# Start of Data entries

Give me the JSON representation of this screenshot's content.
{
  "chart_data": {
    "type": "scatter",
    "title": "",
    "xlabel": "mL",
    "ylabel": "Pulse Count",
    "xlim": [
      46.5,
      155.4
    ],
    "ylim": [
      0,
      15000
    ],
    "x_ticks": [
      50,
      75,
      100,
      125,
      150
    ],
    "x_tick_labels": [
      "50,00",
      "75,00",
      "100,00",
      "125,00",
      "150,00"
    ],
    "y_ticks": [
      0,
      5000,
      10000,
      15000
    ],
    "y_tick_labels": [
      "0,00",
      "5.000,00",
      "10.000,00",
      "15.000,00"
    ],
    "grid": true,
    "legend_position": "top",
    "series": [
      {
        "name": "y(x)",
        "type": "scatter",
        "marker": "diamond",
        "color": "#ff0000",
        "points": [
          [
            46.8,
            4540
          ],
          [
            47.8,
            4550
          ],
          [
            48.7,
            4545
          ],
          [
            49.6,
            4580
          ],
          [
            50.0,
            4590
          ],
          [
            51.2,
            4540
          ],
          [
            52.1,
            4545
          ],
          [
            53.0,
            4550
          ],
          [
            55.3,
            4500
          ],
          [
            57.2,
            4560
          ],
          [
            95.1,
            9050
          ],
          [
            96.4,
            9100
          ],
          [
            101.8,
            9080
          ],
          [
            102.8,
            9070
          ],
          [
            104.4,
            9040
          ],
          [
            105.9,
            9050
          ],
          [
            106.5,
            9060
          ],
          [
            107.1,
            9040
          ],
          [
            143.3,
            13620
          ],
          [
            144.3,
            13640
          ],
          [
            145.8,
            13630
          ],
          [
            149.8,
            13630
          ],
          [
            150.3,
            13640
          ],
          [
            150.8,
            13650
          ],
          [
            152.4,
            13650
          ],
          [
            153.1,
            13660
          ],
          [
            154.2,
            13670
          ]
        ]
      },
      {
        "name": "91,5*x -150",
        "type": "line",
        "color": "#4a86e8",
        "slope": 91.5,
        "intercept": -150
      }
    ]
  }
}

# End of Data entries

#### Aim
Restate each record exactly as written.

#### Solution for this task
Give me the JSON representation of this screenshot's content.
{
  "chart_data": {
    "type": "scatter",
    "title": "",
    "xlabel": "mL",
    "ylabel": "Pulse Count",
    "xlim": [
      46.5,
      155.4
    ],
    "ylim": [
      0,
      15000
    ],
    "x_ticks": [
      50,
      75,
      100,
      125,
      150
    ],
    "x_tick_labels": [
      "50,00",
      "75,00",
      "100,00",
      "125,00",
      "150,00"
    ],
    "y_ticks": [
      0,
      5000,
      10000,
      15000
    ],
    "y_tick_labels": [
      "0,00",
      "5.000,00",
      "10.000,00",
      "15.000,00"
    ],
    "grid": true,
    "legend_position": "top",
    "series": [
      {
        "name": "y(x)",
        "type": "scatter",
        "marker": "diamond",
        "color": "#ff0000",
        "points": [
          [
            46.8,
            4540
          ],
          [
            47.8,
            4550
          ],
          [
            48.7,
            4545
          ],
          [
            49.6,
            4580
          ],
          [
            50.0,
            4590
          ],
          [
            51.2,
            4540
          ],
          [
            52.1,
            4545
          ],
          [
            53.0,
            4550
          ],
          [
            55.3,
            4500
          ],
          [
            57.2,
            4560
          ],
          [
            95.1,
            9050
          ],
          [
            96.4,
            9100
          ],
          [
            101.8,
            9080
          ],
          [
            102.8,
            9070
          ],
          [
            104.4,
            9040
          ],
          [
            105.9,
            9050
          ],
          [
            106.5,
            9060
          ],
          [
            107.1,
            9040
          ],
          [
            143.3,
            13620
          ],
          [
            144.3,
            13640
          ],
          [
            145.8,
            13630
          ],
          [
            149.8,
            13630
          ],
          [
            150.3,
            13640
          ],
          [
            150.8,
            13650
          ],
          [
            152.4,
            13650
          ],
          [
            153.1,
            13660
          ],
          [
            154.2,
            13670
          ]
        ]
      },
      {
        "name": "91,5*x -150",
        "type": "line",
        "color": "#4a86e8",
        "slope": 91.5,
        "intercept": -150
      }
    ]
  }
}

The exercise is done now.